REQUEST
Each entry in the listing below should be restated word for word.

[Data records]
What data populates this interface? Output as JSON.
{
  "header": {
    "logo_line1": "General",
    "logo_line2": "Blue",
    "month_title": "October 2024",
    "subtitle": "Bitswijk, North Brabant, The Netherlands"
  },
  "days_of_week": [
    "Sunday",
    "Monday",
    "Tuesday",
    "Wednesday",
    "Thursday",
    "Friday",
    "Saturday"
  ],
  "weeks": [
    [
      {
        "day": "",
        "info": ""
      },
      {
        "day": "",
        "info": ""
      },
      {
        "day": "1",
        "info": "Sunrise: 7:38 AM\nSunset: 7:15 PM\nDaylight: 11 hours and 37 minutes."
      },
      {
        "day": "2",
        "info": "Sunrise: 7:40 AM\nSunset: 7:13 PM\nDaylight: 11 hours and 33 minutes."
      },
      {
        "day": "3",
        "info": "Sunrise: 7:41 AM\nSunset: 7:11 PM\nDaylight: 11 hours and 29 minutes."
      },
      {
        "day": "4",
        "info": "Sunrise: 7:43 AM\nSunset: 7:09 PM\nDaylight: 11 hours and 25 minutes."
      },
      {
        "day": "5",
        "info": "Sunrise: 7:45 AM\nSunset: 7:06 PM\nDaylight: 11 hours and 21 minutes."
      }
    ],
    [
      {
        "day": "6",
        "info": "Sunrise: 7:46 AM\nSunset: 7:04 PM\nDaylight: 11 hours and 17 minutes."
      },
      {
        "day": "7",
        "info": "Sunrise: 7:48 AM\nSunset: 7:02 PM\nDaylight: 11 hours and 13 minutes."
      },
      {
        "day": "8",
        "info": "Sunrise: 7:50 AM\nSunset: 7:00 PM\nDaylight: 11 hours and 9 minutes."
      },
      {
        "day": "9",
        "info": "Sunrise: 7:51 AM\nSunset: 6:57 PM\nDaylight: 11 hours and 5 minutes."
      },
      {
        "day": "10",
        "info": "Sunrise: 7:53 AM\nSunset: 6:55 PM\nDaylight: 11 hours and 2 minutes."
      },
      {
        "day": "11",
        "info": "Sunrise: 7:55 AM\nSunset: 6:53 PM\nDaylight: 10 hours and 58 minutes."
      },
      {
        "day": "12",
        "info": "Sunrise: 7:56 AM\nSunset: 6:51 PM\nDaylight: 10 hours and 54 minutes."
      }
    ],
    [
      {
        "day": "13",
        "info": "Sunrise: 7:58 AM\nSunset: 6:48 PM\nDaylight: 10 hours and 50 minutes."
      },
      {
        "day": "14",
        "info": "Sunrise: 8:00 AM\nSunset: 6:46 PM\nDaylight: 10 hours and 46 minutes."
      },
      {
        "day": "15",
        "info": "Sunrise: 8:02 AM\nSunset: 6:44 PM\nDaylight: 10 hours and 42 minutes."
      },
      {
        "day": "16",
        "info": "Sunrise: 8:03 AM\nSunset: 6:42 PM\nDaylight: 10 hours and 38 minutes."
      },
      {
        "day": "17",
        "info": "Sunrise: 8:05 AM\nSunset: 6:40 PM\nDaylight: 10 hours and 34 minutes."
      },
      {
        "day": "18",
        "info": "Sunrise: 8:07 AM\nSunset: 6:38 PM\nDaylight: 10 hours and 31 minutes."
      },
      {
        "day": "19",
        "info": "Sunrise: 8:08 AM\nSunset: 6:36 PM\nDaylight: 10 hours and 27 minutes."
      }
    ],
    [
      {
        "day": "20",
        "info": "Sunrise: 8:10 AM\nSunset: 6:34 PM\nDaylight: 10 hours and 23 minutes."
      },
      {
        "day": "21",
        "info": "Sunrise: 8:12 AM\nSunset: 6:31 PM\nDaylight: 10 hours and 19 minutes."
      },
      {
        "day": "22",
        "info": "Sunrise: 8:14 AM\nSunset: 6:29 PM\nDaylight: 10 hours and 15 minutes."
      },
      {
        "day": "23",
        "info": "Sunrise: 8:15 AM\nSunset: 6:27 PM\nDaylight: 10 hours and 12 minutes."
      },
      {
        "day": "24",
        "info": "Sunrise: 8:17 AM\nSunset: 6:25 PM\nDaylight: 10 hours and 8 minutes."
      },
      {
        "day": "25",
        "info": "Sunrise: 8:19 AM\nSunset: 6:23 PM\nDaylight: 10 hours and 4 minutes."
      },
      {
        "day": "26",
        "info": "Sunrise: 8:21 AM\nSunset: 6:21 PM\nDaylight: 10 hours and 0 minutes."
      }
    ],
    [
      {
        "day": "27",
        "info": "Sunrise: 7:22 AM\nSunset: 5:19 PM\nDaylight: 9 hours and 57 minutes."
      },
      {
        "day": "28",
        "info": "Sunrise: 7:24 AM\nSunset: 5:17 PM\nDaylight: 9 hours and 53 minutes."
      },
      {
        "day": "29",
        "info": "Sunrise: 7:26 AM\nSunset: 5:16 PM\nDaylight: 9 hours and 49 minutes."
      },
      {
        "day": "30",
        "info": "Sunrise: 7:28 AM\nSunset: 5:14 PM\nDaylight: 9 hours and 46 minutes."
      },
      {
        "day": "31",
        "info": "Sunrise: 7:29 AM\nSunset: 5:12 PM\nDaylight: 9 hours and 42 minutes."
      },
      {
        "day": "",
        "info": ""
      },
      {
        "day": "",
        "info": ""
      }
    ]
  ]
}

SOLUTION TO THIS EXERCISE
What data populates this interface? Output as JSON.
{
  "header": {
    "logo_line1": "General",
    "logo_line2": "Blue",
    "month_title": "October 2024",
    "subtitle": "Bitswijk, North Brabant, The Netherlands"
  },
  "days_of_week": [
    "Sunday",
    "Monday",
    "Tuesday",
    "Wednesday",
    "Thursday",
    "Friday",
    "Saturday"
  ],
  "weeks": [
    [
      {
        "day": "",
        "info": ""
      },
      {
        "day": "",
        "info": ""
      },
      {
        "day": "1",
        "info": "Sunrise: 7:38 AM\nSunset: 7:15 PM\nDaylight: 11 hours and 37 minutes."
      },
      {
        "day": "2",
        "info": "Sunrise: 7:40 AM\nSunset: 7:13 PM\nDaylight: 11 hours and 33 minutes."
      },
      {
        "day": "3",
        "info": "Sunrise: 7:41 AM\nSunset: 7:11 PM\nDaylight: 11 hours and 29 minutes."
      },
      {
        "day": "4",
        "info": "Sunrise: 7:43 AM\nSunset: 7:09 PM\nDaylight: 11 hours and 25 minutes."
      },
      {
        "day": "5",
        "info": "Sunrise: 7:45 AM\nSunset: 7:06 PM\nDaylight: 11 hours and 21 minutes."
      }
    ],
    [
      {
        "day": "6",
        "info": "Sunrise: 7:46 AM\nSunset: 7:04 PM\nDaylight: 11 hours and 17 minutes."
      },
      {
        "day": "7",
        "info": "Sunrise: 7:48 AM\nSunset: 7:02 PM\nDaylight: 11 hours and 13 minutes."
      },
      {
        "day": "8",
        "info": "Sunrise: 7:50 AM\nSunset: 7:00 PM\nDaylight: 11 hours and 9 minutes."
      },
      {
        "day": "9",
        "info": "Sunrise: 7:51 AM\nSunset: 6:57 PM\nDaylight: 11 hours and 5 minutes."
      },
      {
        "day": "10",
        "info": "Sunrise: 7:53 AM\nSunset: 6:55 PM\nDaylight: 11 hours and 2 minutes."
      },
      {
        "day": "11",
        "info": "Sunrise: 7:55 AM\nSunset: 6:53 PM\nDaylight: 10 hours and 58 minutes."
      },
      {
        "day": "12",
        "info": "Sunrise: 7:56 AM\nSunset: 6:51 PM\nDaylight: 10 hours and 54 minutes."
      }
    ],
    [
      {
        "day": "13",
        "info": "Sunrise: 7:58 AM\nSunset: 6:48 PM\nDaylight: 10 hours and 50 minutes."
      },
      {
        "day": "14",
        "info": "Sunrise: 8:00 AM\nSunset: 6:46 PM\nDaylight: 10 hours and 46 minutes."
      },
      {
        "day": "15",
        "info": "Sunrise: 8:02 AM\nSunset: 6:44 PM\nDaylight: 10 hours and 42 minutes."
      },
      {
        "day": "16",
        "info": "Sunrise: 8:03 AM\nSunset: 6:42 PM\nDaylight: 10 hours and 38 minutes."
      },
      {
        "day": "17",
        "info": "Sunrise: 8:05 AM\nSunset: 6:40 PM\nDaylight: 10 hours and 34 minutes."
      },
      {
        "day": "18",
        "info": "Sunrise: 8:07 AM\nSunset: 6:38 PM\nDaylight: 10 hours and 31 minutes."
      },
      {
        "day": "19",
        "info": "Sunrise: 8:08 AM\nSunset: 6:36 PM\nDaylight: 10 hours and 27 minutes."
      }
    ],
    [
      {
        "day": "20",
        "info": "Sunrise: 8:10 AM\nSunset: 6:34 PM\nDaylight: 10 hours and 23 minutes."
      },
      {
        "day": "21",
        "info": "Sunrise: 8:12 AM\nSunset: 6:31 PM\nDaylight: 10 hours and 19 minutes."
      },
      {
        "day": "22",
        "info": "Sunrise: 8:14 AM\nSunset: 6:29 PM\nDaylight: 10 hours and 15 minutes."
      },
      {
        "day": "23",
        "info": "Sunrise: 8:15 AM\nSunset: 6:27 PM\nDaylight: 10 hours and 12 minutes."
      },
      {
        "day": "24",
        "info": "Sunrise: 8:17 AM\nSunset: 6:25 PM\nDaylight: 10 hours and 8 minutes."
      },
      {
        "day": "25",
        "info": "Sunrise: 8:19 AM\nSunset: 6:23 PM\nDaylight: 10 hours and 4 minutes."
      },
      {
        "day": "26",
        "info": "Sunrise: 8:21 AM\nSunset: 6:21 PM\nDaylight: 10 hours and 0 minutes."
      }
    ],
    [
      {
        "day": "27",
        "info": "Sunrise: 7:22 AM\nSunset: 5:19 PM\nDaylight: 9 hours and 57 minutes."
      },
      {
        "day": "28",
        "info": "Sunrise: 7:24 AM\nSunset: 5:17 PM\nDaylight: 9 hours and 53 minutes."
      },
      {
        "day": "29",
        "info": "Sunrise: 7:26 AM\nSunset: 5:16 PM\nDaylight: 9 hours and 49 minutes."
      },
      {
        "day": "30",
        "info": "Sunrise: 7:28 AM\nSunset: 5:14 PM\nDaylight: 9 hours and 46 minutes."
      },
      {
        "day": "31",
        "info": "Sunrise: 7:29 AM\nSunset: 5:12 PM\nDaylight: 9 hours and 42 minutes."
      },
      {
        "day": "",
        "info": ""
      },
      {
        "day": "",
        "info": ""
      }
    ]
  ]
}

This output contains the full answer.